[Stored entries]

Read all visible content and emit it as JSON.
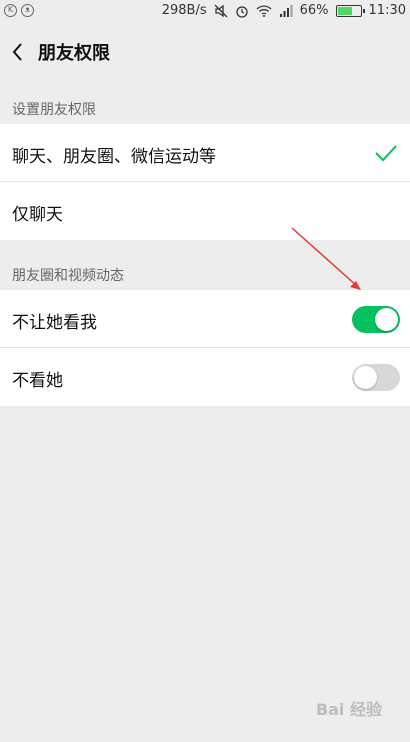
{
  "status_bar": {
    "left_icons": [
      "circle-k-icon",
      "cat-icon"
    ],
    "speed": "298B/s",
    "battery_percent": "66%",
    "battery_level": 0.66,
    "time": "11:30"
  },
  "nav": {
    "title": "朋友权限"
  },
  "section_permissions": {
    "label": "设置朋友权限",
    "items": [
      {
        "label": "聊天、朋友圈、微信运动等",
        "checked": true
      },
      {
        "label": "仅聊天",
        "checked": false
      }
    ]
  },
  "section_moments": {
    "label": "朋友圈和视频动态",
    "items": [
      {
        "label": "不让她看我",
        "toggle": true
      },
      {
        "label": "不看她",
        "toggle": false
      }
    ]
  },
  "colors": {
    "accent": "#07c160",
    "arrow": "#e53935"
  },
  "watermark": "Bai 经验"
}
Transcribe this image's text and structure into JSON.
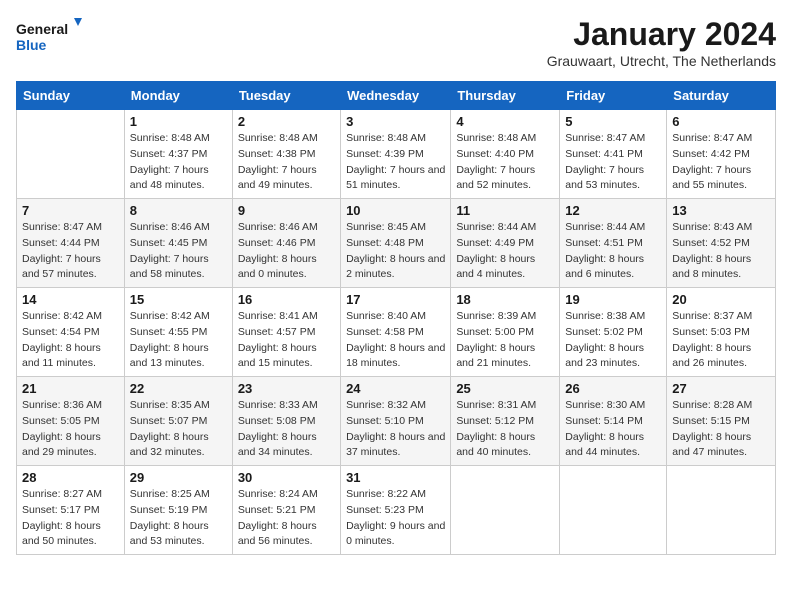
{
  "logo": {
    "line1": "General",
    "line2": "Blue"
  },
  "title": "January 2024",
  "subtitle": "Grauwaart, Utrecht, The Netherlands",
  "days_of_week": [
    "Sunday",
    "Monday",
    "Tuesday",
    "Wednesday",
    "Thursday",
    "Friday",
    "Saturday"
  ],
  "weeks": [
    [
      {
        "day": "",
        "sunrise": "",
        "sunset": "",
        "daylight": ""
      },
      {
        "day": "1",
        "sunrise": "Sunrise: 8:48 AM",
        "sunset": "Sunset: 4:37 PM",
        "daylight": "Daylight: 7 hours and 48 minutes."
      },
      {
        "day": "2",
        "sunrise": "Sunrise: 8:48 AM",
        "sunset": "Sunset: 4:38 PM",
        "daylight": "Daylight: 7 hours and 49 minutes."
      },
      {
        "day": "3",
        "sunrise": "Sunrise: 8:48 AM",
        "sunset": "Sunset: 4:39 PM",
        "daylight": "Daylight: 7 hours and 51 minutes."
      },
      {
        "day": "4",
        "sunrise": "Sunrise: 8:48 AM",
        "sunset": "Sunset: 4:40 PM",
        "daylight": "Daylight: 7 hours and 52 minutes."
      },
      {
        "day": "5",
        "sunrise": "Sunrise: 8:47 AM",
        "sunset": "Sunset: 4:41 PM",
        "daylight": "Daylight: 7 hours and 53 minutes."
      },
      {
        "day": "6",
        "sunrise": "Sunrise: 8:47 AM",
        "sunset": "Sunset: 4:42 PM",
        "daylight": "Daylight: 7 hours and 55 minutes."
      }
    ],
    [
      {
        "day": "7",
        "sunrise": "Sunrise: 8:47 AM",
        "sunset": "Sunset: 4:44 PM",
        "daylight": "Daylight: 7 hours and 57 minutes."
      },
      {
        "day": "8",
        "sunrise": "Sunrise: 8:46 AM",
        "sunset": "Sunset: 4:45 PM",
        "daylight": "Daylight: 7 hours and 58 minutes."
      },
      {
        "day": "9",
        "sunrise": "Sunrise: 8:46 AM",
        "sunset": "Sunset: 4:46 PM",
        "daylight": "Daylight: 8 hours and 0 minutes."
      },
      {
        "day": "10",
        "sunrise": "Sunrise: 8:45 AM",
        "sunset": "Sunset: 4:48 PM",
        "daylight": "Daylight: 8 hours and 2 minutes."
      },
      {
        "day": "11",
        "sunrise": "Sunrise: 8:44 AM",
        "sunset": "Sunset: 4:49 PM",
        "daylight": "Daylight: 8 hours and 4 minutes."
      },
      {
        "day": "12",
        "sunrise": "Sunrise: 8:44 AM",
        "sunset": "Sunset: 4:51 PM",
        "daylight": "Daylight: 8 hours and 6 minutes."
      },
      {
        "day": "13",
        "sunrise": "Sunrise: 8:43 AM",
        "sunset": "Sunset: 4:52 PM",
        "daylight": "Daylight: 8 hours and 8 minutes."
      }
    ],
    [
      {
        "day": "14",
        "sunrise": "Sunrise: 8:42 AM",
        "sunset": "Sunset: 4:54 PM",
        "daylight": "Daylight: 8 hours and 11 minutes."
      },
      {
        "day": "15",
        "sunrise": "Sunrise: 8:42 AM",
        "sunset": "Sunset: 4:55 PM",
        "daylight": "Daylight: 8 hours and 13 minutes."
      },
      {
        "day": "16",
        "sunrise": "Sunrise: 8:41 AM",
        "sunset": "Sunset: 4:57 PM",
        "daylight": "Daylight: 8 hours and 15 minutes."
      },
      {
        "day": "17",
        "sunrise": "Sunrise: 8:40 AM",
        "sunset": "Sunset: 4:58 PM",
        "daylight": "Daylight: 8 hours and 18 minutes."
      },
      {
        "day": "18",
        "sunrise": "Sunrise: 8:39 AM",
        "sunset": "Sunset: 5:00 PM",
        "daylight": "Daylight: 8 hours and 21 minutes."
      },
      {
        "day": "19",
        "sunrise": "Sunrise: 8:38 AM",
        "sunset": "Sunset: 5:02 PM",
        "daylight": "Daylight: 8 hours and 23 minutes."
      },
      {
        "day": "20",
        "sunrise": "Sunrise: 8:37 AM",
        "sunset": "Sunset: 5:03 PM",
        "daylight": "Daylight: 8 hours and 26 minutes."
      }
    ],
    [
      {
        "day": "21",
        "sunrise": "Sunrise: 8:36 AM",
        "sunset": "Sunset: 5:05 PM",
        "daylight": "Daylight: 8 hours and 29 minutes."
      },
      {
        "day": "22",
        "sunrise": "Sunrise: 8:35 AM",
        "sunset": "Sunset: 5:07 PM",
        "daylight": "Daylight: 8 hours and 32 minutes."
      },
      {
        "day": "23",
        "sunrise": "Sunrise: 8:33 AM",
        "sunset": "Sunset: 5:08 PM",
        "daylight": "Daylight: 8 hours and 34 minutes."
      },
      {
        "day": "24",
        "sunrise": "Sunrise: 8:32 AM",
        "sunset": "Sunset: 5:10 PM",
        "daylight": "Daylight: 8 hours and 37 minutes."
      },
      {
        "day": "25",
        "sunrise": "Sunrise: 8:31 AM",
        "sunset": "Sunset: 5:12 PM",
        "daylight": "Daylight: 8 hours and 40 minutes."
      },
      {
        "day": "26",
        "sunrise": "Sunrise: 8:30 AM",
        "sunset": "Sunset: 5:14 PM",
        "daylight": "Daylight: 8 hours and 44 minutes."
      },
      {
        "day": "27",
        "sunrise": "Sunrise: 8:28 AM",
        "sunset": "Sunset: 5:15 PM",
        "daylight": "Daylight: 8 hours and 47 minutes."
      }
    ],
    [
      {
        "day": "28",
        "sunrise": "Sunrise: 8:27 AM",
        "sunset": "Sunset: 5:17 PM",
        "daylight": "Daylight: 8 hours and 50 minutes."
      },
      {
        "day": "29",
        "sunrise": "Sunrise: 8:25 AM",
        "sunset": "Sunset: 5:19 PM",
        "daylight": "Daylight: 8 hours and 53 minutes."
      },
      {
        "day": "30",
        "sunrise": "Sunrise: 8:24 AM",
        "sunset": "Sunset: 5:21 PM",
        "daylight": "Daylight: 8 hours and 56 minutes."
      },
      {
        "day": "31",
        "sunrise": "Sunrise: 8:22 AM",
        "sunset": "Sunset: 5:23 PM",
        "daylight": "Daylight: 9 hours and 0 minutes."
      },
      {
        "day": "",
        "sunrise": "",
        "sunset": "",
        "daylight": ""
      },
      {
        "day": "",
        "sunrise": "",
        "sunset": "",
        "daylight": ""
      },
      {
        "day": "",
        "sunrise": "",
        "sunset": "",
        "daylight": ""
      }
    ]
  ]
}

__TASK INSTRUCTIONS__
Output all of the data exactly as it stands, minus any images.

__EXPECTED ANSWER__
Read all visible content and emit it as JSON.
{
  "status_bar": {
    "left_icons": [
      "circle-k-icon",
      "cat-icon"
    ],
    "speed": "298B/s",
    "battery_percent": "66%",
    "battery_level": 0.66,
    "time": "11:30"
  },
  "nav": {
    "title": "朋友权限"
  },
  "section_permissions": {
    "label": "设置朋友权限",
    "items": [
      {
        "label": "聊天、朋友圈、微信运动等",
        "checked": true
      },
      {
        "label": "仅聊天",
        "checked": false
      }
    ]
  },
  "section_moments": {
    "label": "朋友圈和视频动态",
    "items": [
      {
        "label": "不让她看我",
        "toggle": true
      },
      {
        "label": "不看她",
        "toggle": false
      }
    ]
  },
  "colors": {
    "accent": "#07c160",
    "arrow": "#e53935"
  },
  "watermark": "Bai 经验"
}
Transcribe this image's text and structure into JSON.
{
  "logo": {
    "line1": "General",
    "line2": "Blue"
  },
  "title": "January 2024",
  "subtitle": "Grauwaart, Utrecht, The Netherlands",
  "days_of_week": [
    "Sunday",
    "Monday",
    "Tuesday",
    "Wednesday",
    "Thursday",
    "Friday",
    "Saturday"
  ],
  "weeks": [
    [
      {
        "day": "",
        "sunrise": "",
        "sunset": "",
        "daylight": ""
      },
      {
        "day": "1",
        "sunrise": "Sunrise: 8:48 AM",
        "sunset": "Sunset: 4:37 PM",
        "daylight": "Daylight: 7 hours and 48 minutes."
      },
      {
        "day": "2",
        "sunrise": "Sunrise: 8:48 AM",
        "sunset": "Sunset: 4:38 PM",
        "daylight": "Daylight: 7 hours and 49 minutes."
      },
      {
        "day": "3",
        "sunrise": "Sunrise: 8:48 AM",
        "sunset": "Sunset: 4:39 PM",
        "daylight": "Daylight: 7 hours and 51 minutes."
      },
      {
        "day": "4",
        "sunrise": "Sunrise: 8:48 AM",
        "sunset": "Sunset: 4:40 PM",
        "daylight": "Daylight: 7 hours and 52 minutes."
      },
      {
        "day": "5",
        "sunrise": "Sunrise: 8:47 AM",
        "sunset": "Sunset: 4:41 PM",
        "daylight": "Daylight: 7 hours and 53 minutes."
      },
      {
        "day": "6",
        "sunrise": "Sunrise: 8:47 AM",
        "sunset": "Sunset: 4:42 PM",
        "daylight": "Daylight: 7 hours and 55 minutes."
      }
    ],
    [
      {
        "day": "7",
        "sunrise": "Sunrise: 8:47 AM",
        "sunset": "Sunset: 4:44 PM",
        "daylight": "Daylight: 7 hours and 57 minutes."
      },
      {
        "day": "8",
        "sunrise": "Sunrise: 8:46 AM",
        "sunset": "Sunset: 4:45 PM",
        "daylight": "Daylight: 7 hours and 58 minutes."
      },
      {
        "day": "9",
        "sunrise": "Sunrise: 8:46 AM",
        "sunset": "Sunset: 4:46 PM",
        "daylight": "Daylight: 8 hours and 0 minutes."
      },
      {
        "day": "10",
        "sunrise": "Sunrise: 8:45 AM",
        "sunset": "Sunset: 4:48 PM",
        "daylight": "Daylight: 8 hours and 2 minutes."
      },
      {
        "day": "11",
        "sunrise": "Sunrise: 8:44 AM",
        "sunset": "Sunset: 4:49 PM",
        "daylight": "Daylight: 8 hours and 4 minutes."
      },
      {
        "day": "12",
        "sunrise": "Sunrise: 8:44 AM",
        "sunset": "Sunset: 4:51 PM",
        "daylight": "Daylight: 8 hours and 6 minutes."
      },
      {
        "day": "13",
        "sunrise": "Sunrise: 8:43 AM",
        "sunset": "Sunset: 4:52 PM",
        "daylight": "Daylight: 8 hours and 8 minutes."
      }
    ],
    [
      {
        "day": "14",
        "sunrise": "Sunrise: 8:42 AM",
        "sunset": "Sunset: 4:54 PM",
        "daylight": "Daylight: 8 hours and 11 minutes."
      },
      {
        "day": "15",
        "sunrise": "Sunrise: 8:42 AM",
        "sunset": "Sunset: 4:55 PM",
        "daylight": "Daylight: 8 hours and 13 minutes."
      },
      {
        "day": "16",
        "sunrise": "Sunrise: 8:41 AM",
        "sunset": "Sunset: 4:57 PM",
        "daylight": "Daylight: 8 hours and 15 minutes."
      },
      {
        "day": "17",
        "sunrise": "Sunrise: 8:40 AM",
        "sunset": "Sunset: 4:58 PM",
        "daylight": "Daylight: 8 hours and 18 minutes."
      },
      {
        "day": "18",
        "sunrise": "Sunrise: 8:39 AM",
        "sunset": "Sunset: 5:00 PM",
        "daylight": "Daylight: 8 hours and 21 minutes."
      },
      {
        "day": "19",
        "sunrise": "Sunrise: 8:38 AM",
        "sunset": "Sunset: 5:02 PM",
        "daylight": "Daylight: 8 hours and 23 minutes."
      },
      {
        "day": "20",
        "sunrise": "Sunrise: 8:37 AM",
        "sunset": "Sunset: 5:03 PM",
        "daylight": "Daylight: 8 hours and 26 minutes."
      }
    ],
    [
      {
        "day": "21",
        "sunrise": "Sunrise: 8:36 AM",
        "sunset": "Sunset: 5:05 PM",
        "daylight": "Daylight: 8 hours and 29 minutes."
      },
      {
        "day": "22",
        "sunrise": "Sunrise: 8:35 AM",
        "sunset": "Sunset: 5:07 PM",
        "daylight": "Daylight: 8 hours and 32 minutes."
      },
      {
        "day": "23",
        "sunrise": "Sunrise: 8:33 AM",
        "sunset": "Sunset: 5:08 PM",
        "daylight": "Daylight: 8 hours and 34 minutes."
      },
      {
        "day": "24",
        "sunrise": "Sunrise: 8:32 AM",
        "sunset": "Sunset: 5:10 PM",
        "daylight": "Daylight: 8 hours and 37 minutes."
      },
      {
        "day": "25",
        "sunrise": "Sunrise: 8:31 AM",
        "sunset": "Sunset: 5:12 PM",
        "daylight": "Daylight: 8 hours and 40 minutes."
      },
      {
        "day": "26",
        "sunrise": "Sunrise: 8:30 AM",
        "sunset": "Sunset: 5:14 PM",
        "daylight": "Daylight: 8 hours and 44 minutes."
      },
      {
        "day": "27",
        "sunrise": "Sunrise: 8:28 AM",
        "sunset": "Sunset: 5:15 PM",
        "daylight": "Daylight: 8 hours and 47 minutes."
      }
    ],
    [
      {
        "day": "28",
        "sunrise": "Sunrise: 8:27 AM",
        "sunset": "Sunset: 5:17 PM",
        "daylight": "Daylight: 8 hours and 50 minutes."
      },
      {
        "day": "29",
        "sunrise": "Sunrise: 8:25 AM",
        "sunset": "Sunset: 5:19 PM",
        "daylight": "Daylight: 8 hours and 53 minutes."
      },
      {
        "day": "30",
        "sunrise": "Sunrise: 8:24 AM",
        "sunset": "Sunset: 5:21 PM",
        "daylight": "Daylight: 8 hours and 56 minutes."
      },
      {
        "day": "31",
        "sunrise": "Sunrise: 8:22 AM",
        "sunset": "Sunset: 5:23 PM",
        "daylight": "Daylight: 9 hours and 0 minutes."
      },
      {
        "day": "",
        "sunrise": "",
        "sunset": "",
        "daylight": ""
      },
      {
        "day": "",
        "sunrise": "",
        "sunset": "",
        "daylight": ""
      },
      {
        "day": "",
        "sunrise": "",
        "sunset": "",
        "daylight": ""
      }
    ]
  ]
}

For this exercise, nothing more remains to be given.